* [EXTRACTED ENTRIES]
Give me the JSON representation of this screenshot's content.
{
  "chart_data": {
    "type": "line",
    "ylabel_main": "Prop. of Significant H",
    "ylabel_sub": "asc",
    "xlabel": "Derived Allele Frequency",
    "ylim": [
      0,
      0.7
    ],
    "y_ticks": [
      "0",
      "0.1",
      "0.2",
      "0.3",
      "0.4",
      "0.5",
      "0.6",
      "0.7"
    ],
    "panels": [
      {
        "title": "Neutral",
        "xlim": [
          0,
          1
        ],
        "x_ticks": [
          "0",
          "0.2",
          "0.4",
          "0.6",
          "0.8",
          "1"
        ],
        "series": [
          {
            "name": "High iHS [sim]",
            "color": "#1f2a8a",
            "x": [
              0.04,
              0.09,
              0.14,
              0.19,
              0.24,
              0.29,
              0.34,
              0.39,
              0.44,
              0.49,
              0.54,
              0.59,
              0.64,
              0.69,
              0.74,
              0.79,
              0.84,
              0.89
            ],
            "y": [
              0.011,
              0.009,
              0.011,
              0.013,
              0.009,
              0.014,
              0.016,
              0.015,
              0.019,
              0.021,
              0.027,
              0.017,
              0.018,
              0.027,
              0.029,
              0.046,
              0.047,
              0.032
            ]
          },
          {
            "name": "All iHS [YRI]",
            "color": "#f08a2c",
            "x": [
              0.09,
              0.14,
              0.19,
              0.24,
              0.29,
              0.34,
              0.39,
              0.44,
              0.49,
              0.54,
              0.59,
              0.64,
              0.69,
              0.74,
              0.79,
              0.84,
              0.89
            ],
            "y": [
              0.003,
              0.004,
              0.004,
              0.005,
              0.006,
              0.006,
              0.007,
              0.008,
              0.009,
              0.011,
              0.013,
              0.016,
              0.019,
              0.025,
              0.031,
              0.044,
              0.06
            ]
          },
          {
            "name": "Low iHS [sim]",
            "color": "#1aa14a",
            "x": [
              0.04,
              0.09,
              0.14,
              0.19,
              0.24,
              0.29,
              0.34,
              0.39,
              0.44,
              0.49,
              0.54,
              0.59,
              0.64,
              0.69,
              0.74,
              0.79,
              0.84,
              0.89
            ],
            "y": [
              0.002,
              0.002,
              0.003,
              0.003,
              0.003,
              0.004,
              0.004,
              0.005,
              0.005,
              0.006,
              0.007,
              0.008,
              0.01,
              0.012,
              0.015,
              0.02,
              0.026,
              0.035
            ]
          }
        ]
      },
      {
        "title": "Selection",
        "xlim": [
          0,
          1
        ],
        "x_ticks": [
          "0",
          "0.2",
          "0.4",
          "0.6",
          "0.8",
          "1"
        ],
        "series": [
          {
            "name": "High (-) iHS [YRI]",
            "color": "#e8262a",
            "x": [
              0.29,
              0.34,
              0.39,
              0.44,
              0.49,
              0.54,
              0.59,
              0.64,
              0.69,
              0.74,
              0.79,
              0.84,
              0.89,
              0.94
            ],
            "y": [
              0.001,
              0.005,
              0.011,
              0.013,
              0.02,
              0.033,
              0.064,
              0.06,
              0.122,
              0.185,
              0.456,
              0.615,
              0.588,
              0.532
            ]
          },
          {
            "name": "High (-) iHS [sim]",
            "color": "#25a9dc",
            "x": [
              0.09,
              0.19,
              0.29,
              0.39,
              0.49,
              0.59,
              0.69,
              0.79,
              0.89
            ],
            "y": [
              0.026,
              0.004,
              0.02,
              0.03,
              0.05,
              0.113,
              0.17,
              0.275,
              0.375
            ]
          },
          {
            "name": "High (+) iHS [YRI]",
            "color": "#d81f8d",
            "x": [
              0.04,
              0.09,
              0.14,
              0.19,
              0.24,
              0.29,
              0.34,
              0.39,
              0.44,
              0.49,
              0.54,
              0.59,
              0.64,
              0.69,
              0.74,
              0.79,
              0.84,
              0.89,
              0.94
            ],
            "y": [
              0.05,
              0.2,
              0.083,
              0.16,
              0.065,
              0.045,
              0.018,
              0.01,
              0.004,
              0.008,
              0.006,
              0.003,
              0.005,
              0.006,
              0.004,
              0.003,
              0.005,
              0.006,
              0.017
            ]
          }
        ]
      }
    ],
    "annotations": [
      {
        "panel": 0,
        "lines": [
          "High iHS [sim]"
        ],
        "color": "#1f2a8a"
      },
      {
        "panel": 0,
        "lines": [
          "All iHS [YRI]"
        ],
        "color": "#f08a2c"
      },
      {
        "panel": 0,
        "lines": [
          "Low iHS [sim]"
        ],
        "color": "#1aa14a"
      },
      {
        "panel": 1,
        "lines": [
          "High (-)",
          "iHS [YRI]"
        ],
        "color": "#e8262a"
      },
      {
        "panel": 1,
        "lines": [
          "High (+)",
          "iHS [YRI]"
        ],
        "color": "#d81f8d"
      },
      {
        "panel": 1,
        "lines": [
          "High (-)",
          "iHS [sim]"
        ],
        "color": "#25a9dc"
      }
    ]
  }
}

* [TASK PROMPT] Copy out all of the lines above exactly.

* [ANSWER TO THIS EXERCISE]
Give me the JSON representation of this screenshot's content.
{
  "chart_data": {
    "type": "line",
    "ylabel_main": "Prop. of Significant H",
    "ylabel_sub": "asc",
    "xlabel": "Derived Allele Frequency",
    "ylim": [
      0,
      0.7
    ],
    "y_ticks": [
      "0",
      "0.1",
      "0.2",
      "0.3",
      "0.4",
      "0.5",
      "0.6",
      "0.7"
    ],
    "panels": [
      {
        "title": "Neutral",
        "xlim": [
          0,
          1
        ],
        "x_ticks": [
          "0",
          "0.2",
          "0.4",
          "0.6",
          "0.8",
          "1"
        ],
        "series": [
          {
            "name": "High iHS [sim]",
            "color": "#1f2a8a",
            "x": [
              0.04,
              0.09,
              0.14,
              0.19,
              0.24,
              0.29,
              0.34,
              0.39,
              0.44,
              0.49,
              0.54,
              0.59,
              0.64,
              0.69,
              0.74,
              0.79,
              0.84,
              0.89
            ],
            "y": [
              0.011,
              0.009,
              0.011,
              0.013,
              0.009,
              0.014,
              0.016,
              0.015,
              0.019,
              0.021,
              0.027,
              0.017,
              0.018,
              0.027,
              0.029,
              0.046,
              0.047,
              0.032
            ]
          },
          {
            "name": "All iHS [YRI]",
            "color": "#f08a2c",
            "x": [
              0.09,
              0.14,
              0.19,
              0.24,
              0.29,
              0.34,
              0.39,
              0.44,
              0.49,
              0.54,
              0.59,
              0.64,
              0.69,
              0.74,
              0.79,
              0.84,
              0.89
            ],
            "y": [
              0.003,
              0.004,
              0.004,
              0.005,
              0.006,
              0.006,
              0.007,
              0.008,
              0.009,
              0.011,
              0.013,
              0.016,
              0.019,
              0.025,
              0.031,
              0.044,
              0.06
            ]
          },
          {
            "name": "Low iHS [sim]",
            "color": "#1aa14a",
            "x": [
              0.04,
              0.09,
              0.14,
              0.19,
              0.24,
              0.29,
              0.34,
              0.39,
              0.44,
              0.49,
              0.54,
              0.59,
              0.64,
              0.69,
              0.74,
              0.79,
              0.84,
              0.89
            ],
            "y": [
              0.002,
              0.002,
              0.003,
              0.003,
              0.003,
              0.004,
              0.004,
              0.005,
              0.005,
              0.006,
              0.007,
              0.008,
              0.01,
              0.012,
              0.015,
              0.02,
              0.026,
              0.035
            ]
          }
        ]
      },
      {
        "title": "Selection",
        "xlim": [
          0,
          1
        ],
        "x_ticks": [
          "0",
          "0.2",
          "0.4",
          "0.6",
          "0.8",
          "1"
        ],
        "series": [
          {
            "name": "High (-) iHS [YRI]",
            "color": "#e8262a",
            "x": [
              0.29,
              0.34,
              0.39,
              0.44,
              0.49,
              0.54,
              0.59,
              0.64,
              0.69,
              0.74,
              0.79,
              0.84,
              0.89,
              0.94
            ],
            "y": [
              0.001,
              0.005,
              0.011,
              0.013,
              0.02,
              0.033,
              0.064,
              0.06,
              0.122,
              0.185,
              0.456,
              0.615,
              0.588,
              0.532
            ]
          },
          {
            "name": "High (-) iHS [sim]",
            "color": "#25a9dc",
            "x": [
              0.09,
              0.19,
              0.29,
              0.39,
              0.49,
              0.59,
              0.69,
              0.79,
              0.89
            ],
            "y": [
              0.026,
              0.004,
              0.02,
              0.03,
              0.05,
              0.113,
              0.17,
              0.275,
              0.375
            ]
          },
          {
            "name": "High (+) iHS [YRI]",
            "color": "#d81f8d",
            "x": [
              0.04,
              0.09,
              0.14,
              0.19,
              0.24,
              0.29,
              0.34,
              0.39,
              0.44,
              0.49,
              0.54,
              0.59,
              0.64,
              0.69,
              0.74,
              0.79,
              0.84,
              0.89,
              0.94
            ],
            "y": [
              0.05,
              0.2,
              0.083,
              0.16,
              0.065,
              0.045,
              0.018,
              0.01,
              0.004,
              0.008,
              0.006,
              0.003,
              0.005,
              0.006,
              0.004,
              0.003,
              0.005,
              0.006,
              0.017
            ]
          }
        ]
      }
    ],
    "annotations": [
      {
        "panel": 0,
        "lines": [
          "High iHS [sim]"
        ],
        "color": "#1f2a8a"
      },
      {
        "panel": 0,
        "lines": [
          "All iHS [YRI]"
        ],
        "color": "#f08a2c"
      },
      {
        "panel": 0,
        "lines": [
          "Low iHS [sim]"
        ],
        "color": "#1aa14a"
      },
      {
        "panel": 1,
        "lines": [
          "High (-)",
          "iHS [YRI]"
        ],
        "color": "#e8262a"
      },
      {
        "panel": 1,
        "lines": [
          "High (+)",
          "iHS [YRI]"
        ],
        "color": "#d81f8d"
      },
      {
        "panel": 1,
        "lines": [
          "High (-)",
          "iHS [sim]"
        ],
        "color": "#25a9dc"
      }
    ]
  }
}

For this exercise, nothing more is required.